Start of Source data

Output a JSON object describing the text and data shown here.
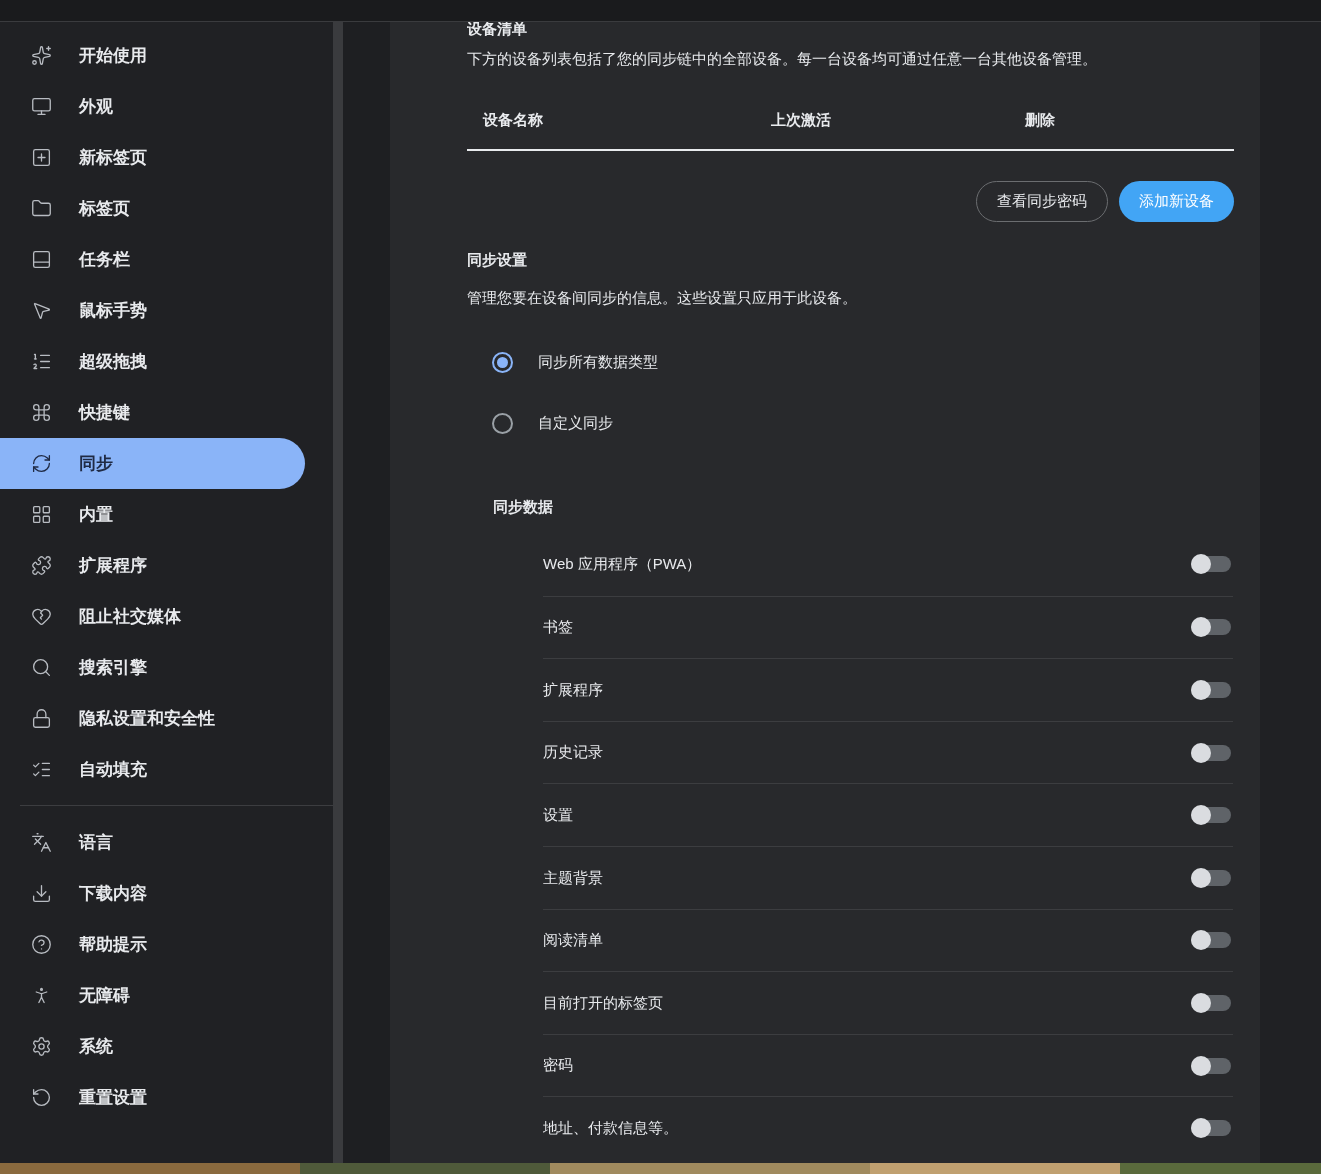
{
  "sidebar": {
    "groups": [
      [
        {
          "label": "开始使用",
          "selected": false
        },
        {
          "label": "外观",
          "selected": false
        },
        {
          "label": "新标签页",
          "selected": false
        },
        {
          "label": "标签页",
          "selected": false
        },
        {
          "label": "任务栏",
          "selected": false
        },
        {
          "label": "鼠标手势",
          "selected": false
        },
        {
          "label": "超级拖拽",
          "selected": false
        },
        {
          "label": "快捷键",
          "selected": false
        },
        {
          "label": "同步",
          "selected": true
        },
        {
          "label": "内置",
          "selected": false
        },
        {
          "label": "扩展程序",
          "selected": false
        },
        {
          "label": "阻止社交媒体",
          "selected": false
        },
        {
          "label": "搜索引擎",
          "selected": false
        },
        {
          "label": "隐私设置和安全性",
          "selected": false
        },
        {
          "label": "自动填充",
          "selected": false
        }
      ],
      [
        {
          "label": "语言",
          "selected": false
        },
        {
          "label": "下载内容",
          "selected": false
        },
        {
          "label": "帮助提示",
          "selected": false
        },
        {
          "label": "无障碍",
          "selected": false
        },
        {
          "label": "系统",
          "selected": false
        },
        {
          "label": "重置设置",
          "selected": false
        }
      ]
    ]
  },
  "devices": {
    "title": "设备清单",
    "description": "下方的设备列表包括了您的同步链中的全部设备。每一台设备均可通过任意一台其他设备管理。",
    "columns": [
      "设备名称",
      "上次激活",
      "删除"
    ],
    "buttons": [
      {
        "label": "查看同步密码",
        "kind": "outline"
      },
      {
        "label": "添加新设备",
        "kind": "primary"
      }
    ]
  },
  "sync_settings": {
    "title": "同步设置",
    "description": "管理您要在设备间同步的信息。这些设置只应用于此设备。",
    "options": [
      {
        "label": "同步所有数据类型",
        "selected": true
      },
      {
        "label": "自定义同步",
        "selected": false
      }
    ],
    "data_title": "同步数据",
    "items": [
      {
        "label": "Web 应用程序（PWA）",
        "on": false
      },
      {
        "label": "书签",
        "on": false
      },
      {
        "label": "扩展程序",
        "on": false
      },
      {
        "label": "历史记录",
        "on": false
      },
      {
        "label": "设置",
        "on": false
      },
      {
        "label": "主题背景",
        "on": false
      },
      {
        "label": "阅读清单",
        "on": false
      },
      {
        "label": "目前打开的标签页",
        "on": false
      },
      {
        "label": "密码",
        "on": false
      },
      {
        "label": "地址、付款信息等。",
        "on": false
      }
    ]
  }
}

End of Source data

### Given task:
Set the pictures aside and transcribe the data above exactly.

### Expected answer:
Output a JSON object describing the text and data shown here.
{
  "sidebar": {
    "groups": [
      [
        {
          "label": "开始使用",
          "selected": false
        },
        {
          "label": "外观",
          "selected": false
        },
        {
          "label": "新标签页",
          "selected": false
        },
        {
          "label": "标签页",
          "selected": false
        },
        {
          "label": "任务栏",
          "selected": false
        },
        {
          "label": "鼠标手势",
          "selected": false
        },
        {
          "label": "超级拖拽",
          "selected": false
        },
        {
          "label": "快捷键",
          "selected": false
        },
        {
          "label": "同步",
          "selected": true
        },
        {
          "label": "内置",
          "selected": false
        },
        {
          "label": "扩展程序",
          "selected": false
        },
        {
          "label": "阻止社交媒体",
          "selected": false
        },
        {
          "label": "搜索引擎",
          "selected": false
        },
        {
          "label": "隐私设置和安全性",
          "selected": false
        },
        {
          "label": "自动填充",
          "selected": false
        }
      ],
      [
        {
          "label": "语言",
          "selected": false
        },
        {
          "label": "下载内容",
          "selected": false
        },
        {
          "label": "帮助提示",
          "selected": false
        },
        {
          "label": "无障碍",
          "selected": false
        },
        {
          "label": "系统",
          "selected": false
        },
        {
          "label": "重置设置",
          "selected": false
        }
      ]
    ]
  },
  "devices": {
    "title": "设备清单",
    "description": "下方的设备列表包括了您的同步链中的全部设备。每一台设备均可通过任意一台其他设备管理。",
    "columns": [
      "设备名称",
      "上次激活",
      "删除"
    ],
    "buttons": [
      {
        "label": "查看同步密码",
        "kind": "outline"
      },
      {
        "label": "添加新设备",
        "kind": "primary"
      }
    ]
  },
  "sync_settings": {
    "title": "同步设置",
    "description": "管理您要在设备间同步的信息。这些设置只应用于此设备。",
    "options": [
      {
        "label": "同步所有数据类型",
        "selected": true
      },
      {
        "label": "自定义同步",
        "selected": false
      }
    ],
    "data_title": "同步数据",
    "items": [
      {
        "label": "Web 应用程序（PWA）",
        "on": false
      },
      {
        "label": "书签",
        "on": false
      },
      {
        "label": "扩展程序",
        "on": false
      },
      {
        "label": "历史记录",
        "on": false
      },
      {
        "label": "设置",
        "on": false
      },
      {
        "label": "主题背景",
        "on": false
      },
      {
        "label": "阅读清单",
        "on": false
      },
      {
        "label": "目前打开的标签页",
        "on": false
      },
      {
        "label": "密码",
        "on": false
      },
      {
        "label": "地址、付款信息等。",
        "on": false
      }
    ]
  }
}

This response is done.